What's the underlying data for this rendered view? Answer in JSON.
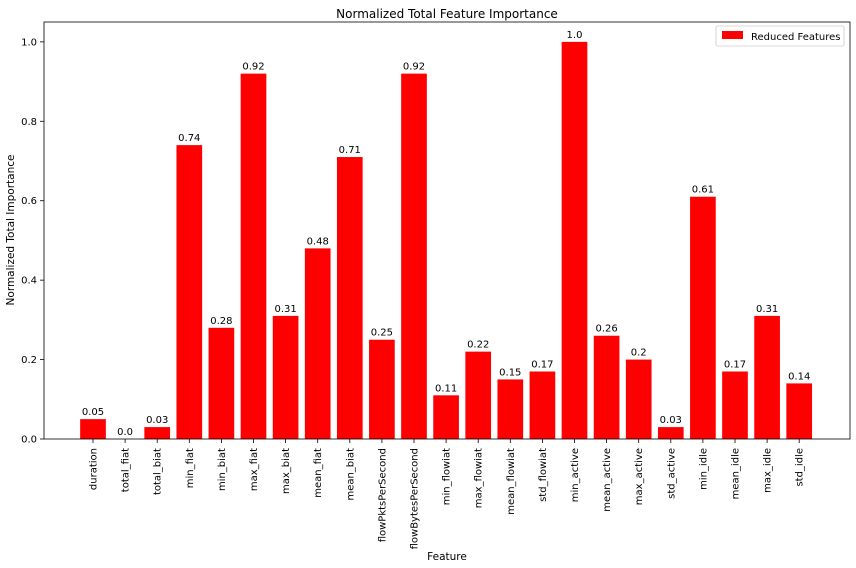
{
  "chart_data": {
    "type": "bar",
    "title": "Normalized Total Feature Importance",
    "xlabel": "Feature",
    "ylabel": "Normalized Total Importance",
    "ylim": [
      0,
      1.05
    ],
    "yticks": [
      "0.0",
      "0.2",
      "0.4",
      "0.6",
      "0.8",
      "1.0"
    ],
    "grid": false,
    "legend_position": "top-right",
    "bar_color": "#ff0000",
    "categories": [
      "duration",
      "total_fiat",
      "total_biat",
      "min_fiat",
      "min_biat",
      "max_fiat",
      "max_biat",
      "mean_fiat",
      "mean_biat",
      "flowPktsPerSecond",
      "flowBytesPerSecond",
      "min_flowiat",
      "max_flowiat",
      "mean_flowiat",
      "std_flowiat",
      "min_active",
      "mean_active",
      "max_active",
      "std_active",
      "min_idle",
      "mean_idle",
      "max_idle",
      "std_idle"
    ],
    "series": [
      {
        "name": "Reduced Features",
        "values": [
          0.05,
          0.0,
          0.03,
          0.74,
          0.28,
          0.92,
          0.31,
          0.48,
          0.71,
          0.25,
          0.92,
          0.11,
          0.22,
          0.15,
          0.17,
          1.0,
          0.26,
          0.2,
          0.03,
          0.61,
          0.17,
          0.31,
          0.14
        ],
        "labels": [
          "0.05",
          "0.0",
          "0.03",
          "0.74",
          "0.28",
          "0.92",
          "0.31",
          "0.48",
          "0.71",
          "0.25",
          "0.92",
          "0.11",
          "0.22",
          "0.15",
          "0.17",
          "1.0",
          "0.26",
          "0.2",
          "0.03",
          "0.61",
          "0.17",
          "0.31",
          "0.14"
        ]
      }
    ]
  }
}
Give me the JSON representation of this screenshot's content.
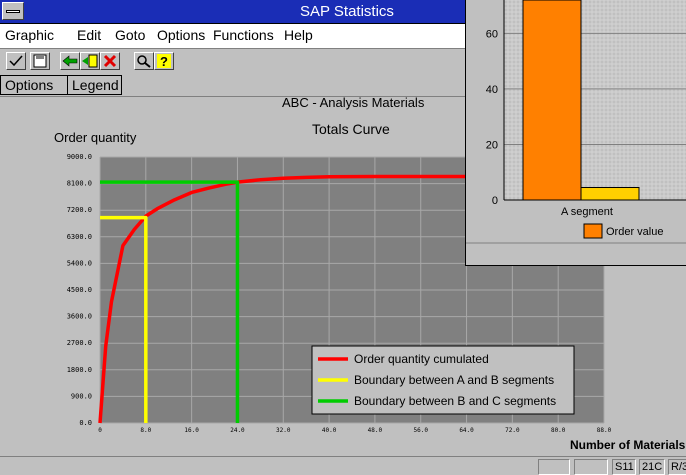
{
  "window": {
    "title": "SAP Statistics"
  },
  "menus": [
    {
      "label": "Graphic"
    },
    {
      "label": "Edit"
    },
    {
      "label": "Goto"
    },
    {
      "label": "Options"
    },
    {
      "label": "Functions"
    },
    {
      "label": "Help"
    }
  ],
  "toolbar": {
    "icons": [
      "check-icon",
      "save-icon",
      "back-icon",
      "exit-icon",
      "cancel-icon",
      "find-icon",
      "help-icon"
    ]
  },
  "tabs": [
    {
      "label": "Options"
    },
    {
      "label": "Legend"
    }
  ],
  "main": {
    "heading": "ABC - Analysis Materials",
    "subtitle": "Totals Curve",
    "ylabel": "Order quantity",
    "xlabel": "Number of Materials"
  },
  "chart_data": [
    {
      "type": "line",
      "title": "Totals Curve",
      "ylabel": "Order quantity",
      "xlabel": "Number of Materials",
      "xlim": [
        0,
        88
      ],
      "ylim": [
        0,
        9000
      ],
      "grid": true,
      "legend_position": "bottom-right",
      "x_ticks": [
        "0",
        "8.0",
        "16.0",
        "24.0",
        "32.0",
        "40.0",
        "48.0",
        "56.0",
        "64.0",
        "72.0",
        "80.0",
        "88.0"
      ],
      "y_ticks": [
        "0.0",
        "900.0",
        "1800.0",
        "2700.0",
        "3600.0",
        "4500.0",
        "5400.0",
        "6300.0",
        "7200.0",
        "8100.0",
        "9000.0"
      ],
      "series": [
        {
          "name": "Order quantity cumulated",
          "color": "#ff0000",
          "x": [
            0,
            1,
            2,
            4,
            6,
            8,
            10,
            13,
            16,
            19,
            22,
            24,
            28,
            32,
            36,
            40,
            48,
            56,
            64,
            66
          ],
          "y": [
            0,
            2600,
            4100,
            6000,
            6550,
            7000,
            7250,
            7550,
            7800,
            7950,
            8080,
            8150,
            8230,
            8280,
            8310,
            8330,
            8340,
            8340,
            8340,
            8340
          ]
        },
        {
          "name": "Boundary between A and B segments",
          "color": "#ffff00",
          "x": [
            0,
            8,
            8
          ],
          "y": [
            6950,
            6950,
            0
          ]
        },
        {
          "name": "Boundary between B and C segments",
          "color": "#00cc00",
          "x": [
            0,
            24,
            24
          ],
          "y": [
            8150,
            8150,
            0
          ]
        }
      ]
    },
    {
      "type": "bar",
      "categories": [
        "A segment"
      ],
      "series": [
        {
          "name": "Order value",
          "color": "#ff8000",
          "values": [
            72
          ]
        },
        {
          "name": "",
          "color": "#ffd000",
          "values": [
            4.5
          ]
        }
      ],
      "y_ticks": [
        "0",
        "20",
        "40",
        "60"
      ],
      "ylim": [
        0,
        72
      ],
      "grid": true,
      "legend_position": "bottom"
    }
  ],
  "status": [
    "",
    "",
    "S11",
    "21C",
    "R/3"
  ]
}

◆ ◆ ◆ ◆ ◆

Task directions:
Keep the pictures out of the copy and write out the data exactly as it stands.

Exercise answer:
What's the underlying data for this rendered view? Answer in JSON.
{
  "chart_data": {
    "type": "bar",
    "title": "Normalized Total Feature Importance",
    "xlabel": "Feature",
    "ylabel": "Normalized Total Importance",
    "ylim": [
      0,
      1.05
    ],
    "yticks": [
      "0.0",
      "0.2",
      "0.4",
      "0.6",
      "0.8",
      "1.0"
    ],
    "grid": false,
    "legend_position": "top-right",
    "bar_color": "#ff0000",
    "categories": [
      "duration",
      "total_fiat",
      "total_biat",
      "min_fiat",
      "min_biat",
      "max_fiat",
      "max_biat",
      "mean_fiat",
      "mean_biat",
      "flowPktsPerSecond",
      "flowBytesPerSecond",
      "min_flowiat",
      "max_flowiat",
      "mean_flowiat",
      "std_flowiat",
      "min_active",
      "mean_active",
      "max_active",
      "std_active",
      "min_idle",
      "mean_idle",
      "max_idle",
      "std_idle"
    ],
    "series": [
      {
        "name": "Reduced Features",
        "values": [
          0.05,
          0.0,
          0.03,
          0.74,
          0.28,
          0.92,
          0.31,
          0.48,
          0.71,
          0.25,
          0.92,
          0.11,
          0.22,
          0.15,
          0.17,
          1.0,
          0.26,
          0.2,
          0.03,
          0.61,
          0.17,
          0.31,
          0.14
        ],
        "labels": [
          "0.05",
          "0.0",
          "0.03",
          "0.74",
          "0.28",
          "0.92",
          "0.31",
          "0.48",
          "0.71",
          "0.25",
          "0.92",
          "0.11",
          "0.22",
          "0.15",
          "0.17",
          "1.0",
          "0.26",
          "0.2",
          "0.03",
          "0.61",
          "0.17",
          "0.31",
          "0.14"
        ]
      }
    ]
  }
}
Give me the JSON representation of this screenshot's content.
{
  "window": {
    "title": "SAP Statistics"
  },
  "menus": [
    {
      "label": "Graphic"
    },
    {
      "label": "Edit"
    },
    {
      "label": "Goto"
    },
    {
      "label": "Options"
    },
    {
      "label": "Functions"
    },
    {
      "label": "Help"
    }
  ],
  "toolbar": {
    "icons": [
      "check-icon",
      "save-icon",
      "back-icon",
      "exit-icon",
      "cancel-icon",
      "find-icon",
      "help-icon"
    ]
  },
  "tabs": [
    {
      "label": "Options"
    },
    {
      "label": "Legend"
    }
  ],
  "main": {
    "heading": "ABC - Analysis Materials",
    "subtitle": "Totals Curve",
    "ylabel": "Order quantity",
    "xlabel": "Number of Materials"
  },
  "chart_data": [
    {
      "type": "line",
      "title": "Totals Curve",
      "ylabel": "Order quantity",
      "xlabel": "Number of Materials",
      "xlim": [
        0,
        88
      ],
      "ylim": [
        0,
        9000
      ],
      "grid": true,
      "legend_position": "bottom-right",
      "x_ticks": [
        "0",
        "8.0",
        "16.0",
        "24.0",
        "32.0",
        "40.0",
        "48.0",
        "56.0",
        "64.0",
        "72.0",
        "80.0",
        "88.0"
      ],
      "y_ticks": [
        "0.0",
        "900.0",
        "1800.0",
        "2700.0",
        "3600.0",
        "4500.0",
        "5400.0",
        "6300.0",
        "7200.0",
        "8100.0",
        "9000.0"
      ],
      "series": [
        {
          "name": "Order quantity cumulated",
          "color": "#ff0000",
          "x": [
            0,
            1,
            2,
            4,
            6,
            8,
            10,
            13,
            16,
            19,
            22,
            24,
            28,
            32,
            36,
            40,
            48,
            56,
            64,
            66
          ],
          "y": [
            0,
            2600,
            4100,
            6000,
            6550,
            7000,
            7250,
            7550,
            7800,
            7950,
            8080,
            8150,
            8230,
            8280,
            8310,
            8330,
            8340,
            8340,
            8340,
            8340
          ]
        },
        {
          "name": "Boundary between A and B segments",
          "color": "#ffff00",
          "x": [
            0,
            8,
            8
          ],
          "y": [
            6950,
            6950,
            0
          ]
        },
        {
          "name": "Boundary between B and C segments",
          "color": "#00cc00",
          "x": [
            0,
            24,
            24
          ],
          "y": [
            8150,
            8150,
            0
          ]
        }
      ]
    },
    {
      "type": "bar",
      "categories": [
        "A segment"
      ],
      "series": [
        {
          "name": "Order value",
          "color": "#ff8000",
          "values": [
            72
          ]
        },
        {
          "name": "",
          "color": "#ffd000",
          "values": [
            4.5
          ]
        }
      ],
      "y_ticks": [
        "0",
        "20",
        "40",
        "60"
      ],
      "ylim": [
        0,
        72
      ],
      "grid": true,
      "legend_position": "bottom"
    }
  ],
  "status": [
    "",
    "",
    "S11",
    "21C",
    "R/3"
  ]
}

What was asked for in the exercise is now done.